──────── DATASET CONTENT

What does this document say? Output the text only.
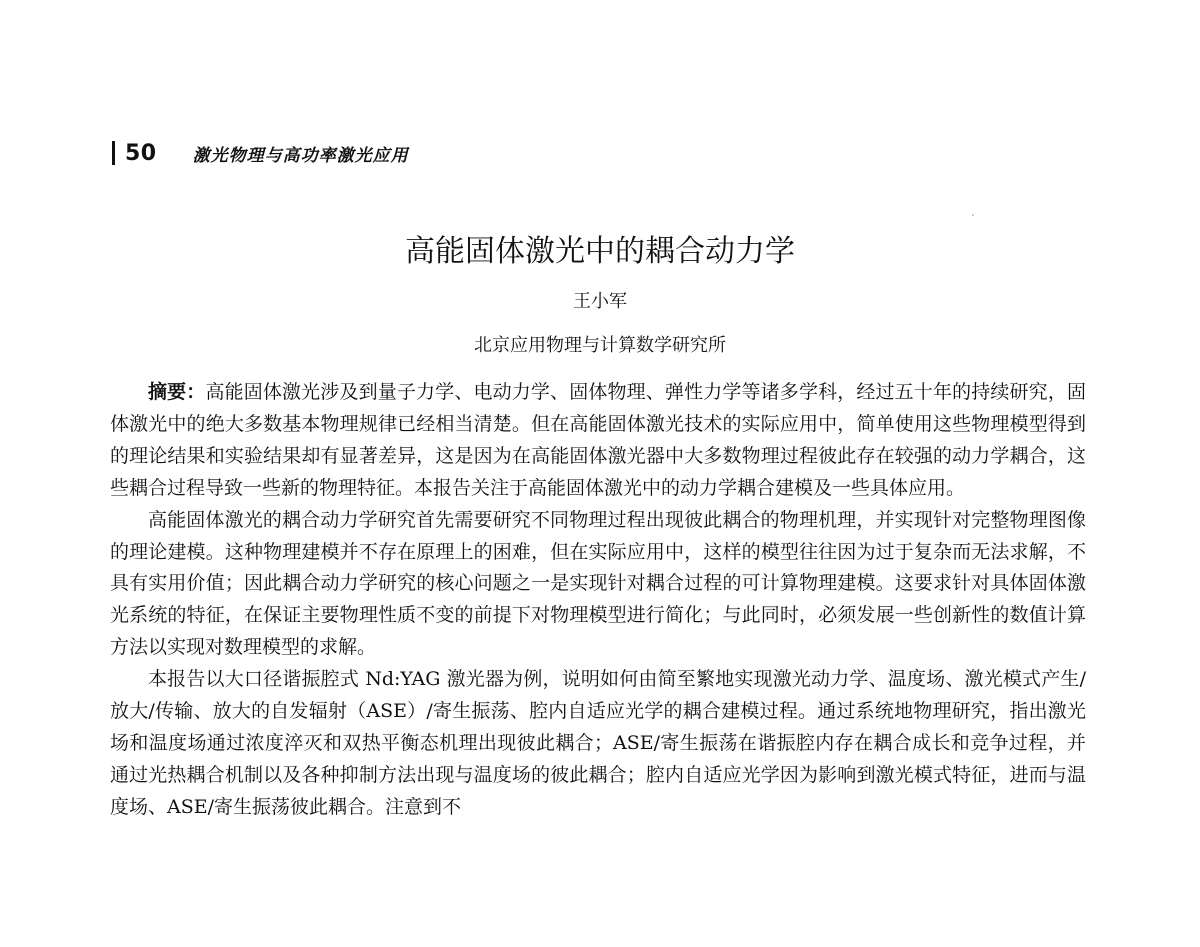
50 激光物理与高功率激光应用
高能固体激光中的耦合动力学
王小军
北京应用物理与计算数学研究所

摘要：高能固体激光涉及到量子力学、电动力学、固体物理、弹性力学等诸多学科，经过五十年的持续研究，固体激光中的绝大多数基本物理规律已经相当清楚。但在高能固体激光技术的实际应用中，简单使用这些物理模型得到的理论结果和实验结果却有显著差异，这是因为在高能固体激光器中大多数物理过程彼此存在较强的动力学耦合，这些耦合过程导致一些新的物理特征。本报告关注于高能固体激光中的动力学耦合建模及一些具体应用。

高能固体激光的耦合动力学研究首先需要研究不同物理过程出现彼此耦合的物理机理，并实现针对完整物理图像的理论建模。这种物理建模并不存在原理上的困难，但在实际应用中，这样的模型往往因为过于复杂而无法求解，不具有实用价值；因此耦合动力学研究的核心问题之一是实现针对耦合过程的可计算物理建模。这要求针对具体固体激光系统的特征，在保证主要物理性质不变的前提下对物理模型进行简化；与此同时，必须发展一些创新性的数值计算方法以实现对数理模型的求解。

本报告以大口径谐振腔式 Nd:YAG 激光器为例，说明如何由简至繁地实现激光动力学、温度场、激光模式产生/放大/传输、放大的自发辐射（ASE）/寄生振荡、腔内自适应光学的耦合建模过程。通过系统地物理研究，指出激光场和温度场通过浓度淬灭和双热平衡态机理出现彼此耦合；ASE/寄生振荡在谐振腔内存在耦合成长和竞争过程，并通过光热耦合机制以及各种抑制方法出现与温度场的彼此耦合；腔内自适应光学因为影响到激光模式特征，进而与温度场、ASE/寄生振荡彼此耦合。注意到不
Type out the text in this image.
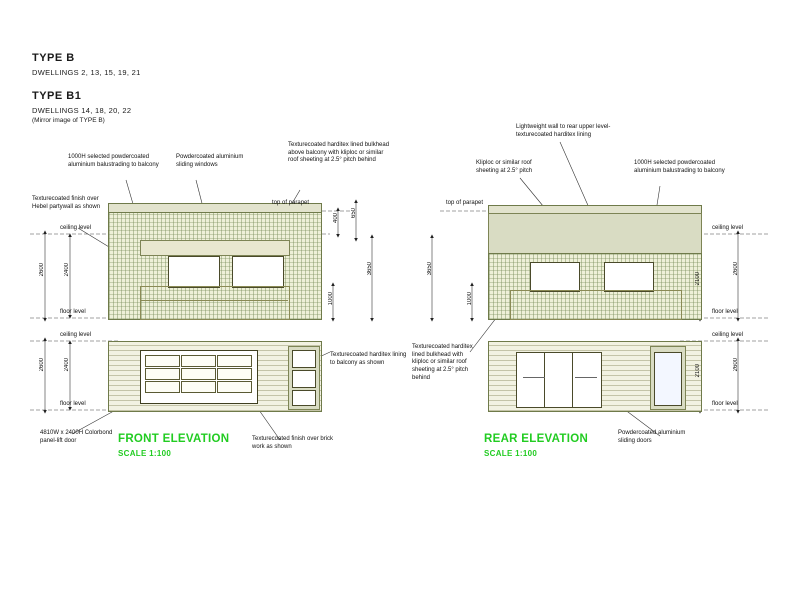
TYPE B
DWELLINGS 2, 13, 15, 19, 21
TYPE B1
DWELLINGS 14, 18, 20, 22
(Mirror image of TYPE B)
top of parapet
ceiling level
floor level
ceiling level
floor level
2600	2400
2600	2400
400 650
3650
1000
1000H selected powdercoated aluminium balustrading to balcony
Powdercoated aluminium sliding windows
Texturecoated harditex lined bulkhead above balcony with kliploc or similar roof sheeting at 2.5° pitch behind
Texturecoated finish over Hebel partywall as shown
Texturecoated harditex lining to balcony as shown
4810W x 2400H Colorbond panel-lift door	Texturecoated finish over brick work as shown
FRONT ELEVATION
SCALE 1:100
top of parapet
ceiling level
floor level
ceiling level
floor level
3650
1000
2100
2600
2100	2600
Lightweight wall to rear upper level- texturecoated harditex lining
Kliploc or similar roof sheeting at 2.5° pitch
1000H selected powdercoated aluminium balustrading to balcony
Texturecoated harditex lined bulkhead with kliploc or similar roof sheeting at 2.5° pitch behind
Powdercoated aluminium sliding doors
REAR ELEVATION
SCALE 1:100
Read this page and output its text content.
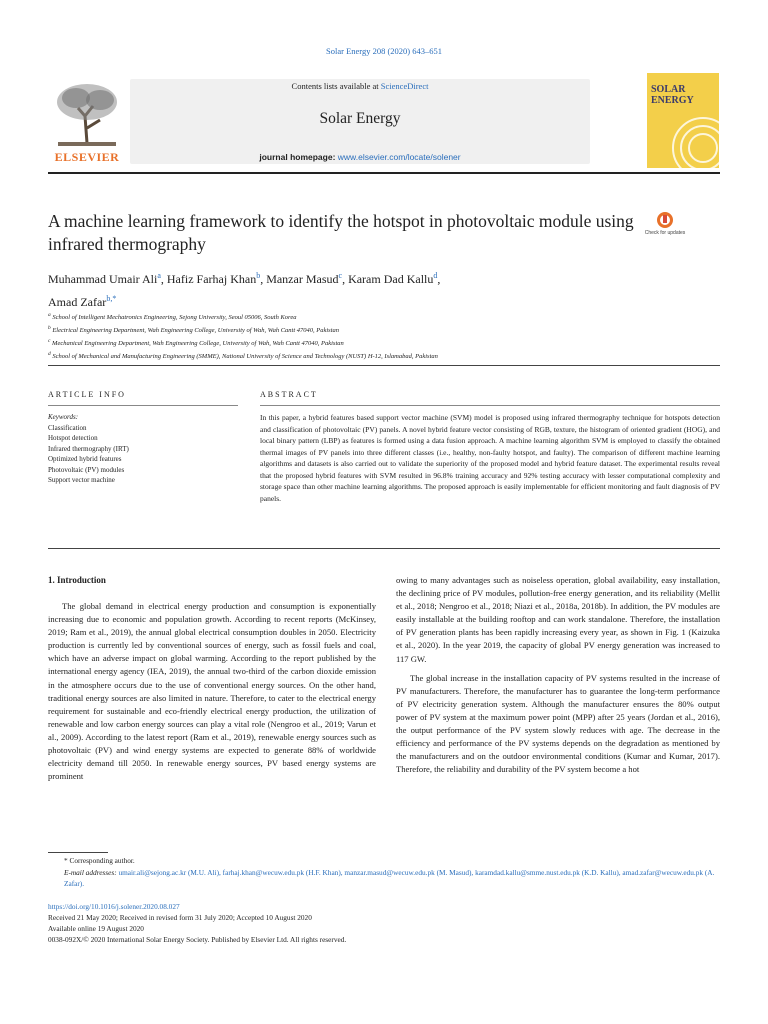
Solar Energy 208 (2020) 643–651
ELSEVIER
Contents lists available at ScienceDirect
Solar Energy
journal homepage: www.elsevier.com/locate/solener
SOLAR
ENERGY
A machine learning framework to identify the hotspot in photovoltaic module using infrared thermography
Check for updates
Muhammad Umair Ali$^a$, Hafiz Farhaj Khan$^b$, Manzar Masud$^c$, Karam Dad Kallu$^d$,
Amad Zafar$^{b,*}$
$^a$ School of Intelligent Mechatronics Engineering, Sejong University, Seoul 05006, South Korea
$^b$ Electrical Engineering Department, Wah Engineering College, University of Wah, Wah Cantt 47040, Pakistan
$^c$ Mechanical Engineering Department, Wah Engineering College, University of Wah, Wah Cantt 47040, Pakistan
$^d$ School of Mechanical and Manufacturing Engineering (SMME), National University of Science and Technology (NUST) H-12, Islamabad, Pakistan
ARTICLE INFO
Keywords:
Classification
Hotspot detection
Infrared thermography (IRT)
Optimized hybrid features
Photovoltaic (PV) modules
Support vector machine
ABSTRACT
In this paper, a hybrid features based support vector machine (SVM) model is proposed using infrared thermography technique for hotspots detection and classification of photovoltaic (PV) panels. A novel hybrid feature vector consisting of RGB, texture, the histogram of oriented gradient (HOG), and local binary pattern (LBP) as features is formed using a data fusion approach. A machine learning algorithm SVM is employed to classify the obtained thermal images of PV panels into three different classes (i.e., healthy, non-faulty hotspot, and faulty). The comparison of different machine learning algorithms and datasets is also carried out to validate the superiority of the proposed model and hybrid feature dataset. The experimental results reveal that the proposed hybrid features with SVM resulted in 96.8% training accuracy and 92% testing accuracy with lesser computational complexity and storage space than other machine learning algorithms. The proposed approach is easily implementable for efficient monitoring and fault diagnosis of PV panels.
1. Introduction

The global demand in electrical energy production and consumption is exponentially increasing due to economic and population growth. According to recent reports (McKinsey, 2019; Ram et al., 2019), the annual global electrical consumption doubles in 2050. Electricity production is currently led by conventional sources of energy, such as fossil fuels and coal, which have an adverse impact on global warming. According to the report published by the international energy agency (IEA, 2019), the annual two-third of the carbon dioxide emission in the atmosphere occurs due to the use of conventional energy sources. On the other hand, traditional energy sources are also limited in nature. Therefore, to cater to the electrical energy requirement for sustainable and eco-friendly electrical energy production, the utilization of renewable and low carbon energy sources can play a vital role (Nengroo et al., 2019; Varun et al., 2009). According to the latest report (Ram et al., 2019), renewable energy sources such as photovoltaic (PV) and wind energy systems are expected to generate 88% of worldwide electricity demand till 2050. In renewable energy sources, PV based energy systems are prominent

owing to many advantages such as noiseless operation, global availability, easy installation, the declining price of PV modules, pollution-free energy generation, and its reliability (Mellit et al., 2018; Nengroo et al., 2018; Niazi et al., 2018a, 2018b). In addition, the PV modules are easily installable at the building rooftop and can work standalone. Therefore, the installation of PV generation plants has been rapidly increasing every year, as shown in Fig. 1 (Kaizuka et al., 2020). In the year 2019, the capacity of global PV energy generation was increased to 117 GW.

The global increase in the installation capacity of PV systems resulted in the increase of PV manufacturers. Therefore, the manufacturer has to guarantee the long-term performance of PV electricity generation system. Although the manufacturer ensures the 80% output power of PV system at the maximum power point (MPP) after 25 years (Jordan et al., 2016), the output performance of the PV system slowly reduces with age. The decrease in the efficiency and performance of the PV systems depends on the degradation as mentioned by the manufacturers and on the outdoor environmental conditions (Kumar and Kumar, 2017). Therefore, the reliability and durability of the PV system become a hot

* Corresponding author.
E-mail addresses: umair.ali@sejong.ac.kr (M.U. Ali), farhaj.khan@wecuw.edu.pk (H.F. Khan), manzar.masud@wecuw.edu.pk (M. Masud), karamdad.kallu@smme.nust.edu.pk (K.D. Kallu), amad.zafar@wecuw.edu.pk (A. Zafar).
https://doi.org/10.1016/j.solener.2020.08.027
Received 21 May 2020; Received in revised form 31 July 2020; Accepted 10 August 2020
Available online 19 August 2020
0038-092X/© 2020 International Solar Energy Society. Published by Elsevier Ltd. All rights reserved.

────────────────

> [WHAT NEEDS TO BE DONE]:
Pictures are excluded; copy all other data exactly as shown.

> [RESPONSE TO THE EXERCISE]:
What does this document say? Output the text only.
50 激光物理与高功率激光应用
高能固体激光中的耦合动力学
王小军
北京应用物理与计算数学研究所

摘要：高能固体激光涉及到量子力学、电动力学、固体物理、弹性力学等诸多学科，经过五十年的持续研究，固体激光中的绝大多数基本物理规律已经相当清楚。但在高能固体激光技术的实际应用中，简单使用这些物理模型得到的理论结果和实验结果却有显著差异，这是因为在高能固体激光器中大多数物理过程彼此存在较强的动力学耦合，这些耦合过程导致一些新的物理特征。本报告关注于高能固体激光中的动力学耦合建模及一些具体应用。

高能固体激光的耦合动力学研究首先需要研究不同物理过程出现彼此耦合的物理机理，并实现针对完整物理图像的理论建模。这种物理建模并不存在原理上的困难，但在实际应用中，这样的模型往往因为过于复杂而无法求解，不具有实用价值；因此耦合动力学研究的核心问题之一是实现针对耦合过程的可计算物理建模。这要求针对具体固体激光系统的特征，在保证主要物理性质不变的前提下对物理模型进行简化；与此同时，必须发展一些创新性的数值计算方法以实现对数理模型的求解。

本报告以大口径谐振腔式 Nd:YAG 激光器为例，说明如何由简至繁地实现激光动力学、温度场、激光模式产生/放大/传输、放大的自发辐射（ASE）/寄生振荡、腔内自适应光学的耦合建模过程。通过系统地物理研究，指出激光场和温度场通过浓度淬灭和双热平衡态机理出现彼此耦合；ASE/寄生振荡在谐振腔内存在耦合成长和竞争过程，并通过光热耦合机制以及各种抑制方法出现与温度场的彼此耦合；腔内自适应光学因为影响到激光模式特征，进而与温度场、ASE/寄生振荡彼此耦合。注意到不
Type out the text in this image.
TYPE B
DWELLINGS 2, 13, 15, 19, 21
TYPE B1
DWELLINGS 14, 18, 20, 22
(Mirror image of TYPE B)
top of parapet
ceiling level
floor level
ceiling level
floor level
2600	2400
2600	2400
400 650
3650
1000
1000H selected powdercoated aluminium balustrading to balcony
Powdercoated aluminium sliding windows
Texturecoated harditex lined bulkhead above balcony with kliploc or similar roof sheeting at 2.5° pitch behind
Texturecoated finish over Hebel partywall as shown
Texturecoated harditex lining to balcony as shown
4810W x 2400H Colorbond panel-lift door	Texturecoated finish over brick work as shown
FRONT ELEVATION
SCALE 1:100
top of parapet
ceiling level
floor level
ceiling level
floor level
3650
1000
2100
2600
2100	2600
Lightweight wall to rear upper level- texturecoated harditex lining
Kliploc or similar roof sheeting at 2.5° pitch
1000H selected powdercoated aluminium balustrading to balcony
Texturecoated harditex lined bulkhead with kliploc or similar roof sheeting at 2.5° pitch behind
Powdercoated aluminium sliding doors
REAR ELEVATION
SCALE 1:100
Read this page and output its text content.
Solar Energy 208 (2020) 643–651
ELSEVIER
Contents lists available at ScienceDirect
Solar Energy
journal homepage: www.elsevier.com/locate/solener
SOLAR
ENERGY
A machine learning framework to identify the hotspot in photovoltaic module using infrared thermography
Check for updates
Muhammad Umair Ali$^a$, Hafiz Farhaj Khan$^b$, Manzar Masud$^c$, Karam Dad Kallu$^d$,
Amad Zafar$^{b,*}$
$^a$ School of Intelligent Mechatronics Engineering, Sejong University, Seoul 05006, South Korea
$^b$ Electrical Engineering Department, Wah Engineering College, University of Wah, Wah Cantt 47040, Pakistan
$^c$ Mechanical Engineering Department, Wah Engineering College, University of Wah, Wah Cantt 47040, Pakistan
$^d$ School of Mechanical and Manufacturing Engineering (SMME), National University of Science and Technology (NUST) H-12, Islamabad, Pakistan
ARTICLE INFO
Keywords:
Classification
Hotspot detection
Infrared thermography (IRT)
Optimized hybrid features
Photovoltaic (PV) modules
Support vector machine
ABSTRACT
In this paper, a hybrid features based support vector machine (SVM) model is proposed using infrared thermography technique for hotspots detection and classification of photovoltaic (PV) panels. A novel hybrid feature vector consisting of RGB, texture, the histogram of oriented gradient (HOG), and local binary pattern (LBP) as features is formed using a data fusion approach. A machine learning algorithm SVM is employed to classify the obtained thermal images of PV panels into three different classes (i.e., healthy, non-faulty hotspot, and faulty). The comparison of different machine learning algorithms and datasets is also carried out to validate the superiority of the proposed model and hybrid feature dataset. The experimental results reveal that the proposed hybrid features with SVM resulted in 96.8% training accuracy and 92% testing accuracy with lesser computational complexity and storage space than other machine learning algorithms. The proposed approach is easily implementable for efficient monitoring and fault diagnosis of PV panels.
1. Introduction

The global demand in electrical energy production and consumption is exponentially increasing due to economic and population growth. According to recent reports (McKinsey, 2019; Ram et al., 2019), the annual global electrical consumption doubles in 2050. Electricity production is currently led by conventional sources of energy, such as fossil fuels and coal, which have an adverse impact on global warming. According to the report published by the international energy agency (IEA, 2019), the annual two-third of the carbon dioxide emission in the atmosphere occurs due to the use of conventional energy sources. On the other hand, traditional energy sources are also limited in nature. Therefore, to cater to the electrical energy requirement for sustainable and eco-friendly electrical energy production, the utilization of renewable and low carbon energy sources can play a vital role (Nengroo et al., 2019; Varun et al., 2009). According to the latest report (Ram et al., 2019), renewable energy sources such as photovoltaic (PV) and wind energy systems are expected to generate 88% of worldwide electricity demand till 2050. In renewable energy sources, PV based energy systems are prominent

owing to many advantages such as noiseless operation, global availability, easy installation, the declining price of PV modules, pollution-free energy generation, and its reliability (Mellit et al., 2018; Nengroo et al., 2018; Niazi et al., 2018a, 2018b). In addition, the PV modules are easily installable at the building rooftop and can work standalone. Therefore, the installation of PV generation plants has been rapidly increasing every year, as shown in Fig. 1 (Kaizuka et al., 2020). In the year 2019, the capacity of global PV energy generation was increased to 117 GW.

The global increase in the installation capacity of PV systems resulted in the increase of PV manufacturers. Therefore, the manufacturer has to guarantee the long-term performance of PV electricity generation system. Although the manufacturer ensures the 80% output power of PV system at the maximum power point (MPP) after 25 years (Jordan et al., 2016), the output performance of the PV system slowly reduces with age. The decrease in the efficiency and performance of the PV systems depends on the degradation as mentioned by the manufacturers and on the outdoor environmental conditions (Kumar and Kumar, 2017). Therefore, the reliability and durability of the PV system become a hot

* Corresponding author.
E-mail addresses: umair.ali@sejong.ac.kr (M.U. Ali), farhaj.khan@wecuw.edu.pk (H.F. Khan), manzar.masud@wecuw.edu.pk (M. Masud), karamdad.kallu@smme.nust.edu.pk (K.D. Kallu), amad.zafar@wecuw.edu.pk (A. Zafar).
https://doi.org/10.1016/j.solener.2020.08.027
Received 21 May 2020; Received in revised form 31 July 2020; Accepted 10 August 2020
Available online 19 August 2020
0038-092X/© 2020 International Solar Energy Society. Published by Elsevier Ltd. All rights reserved.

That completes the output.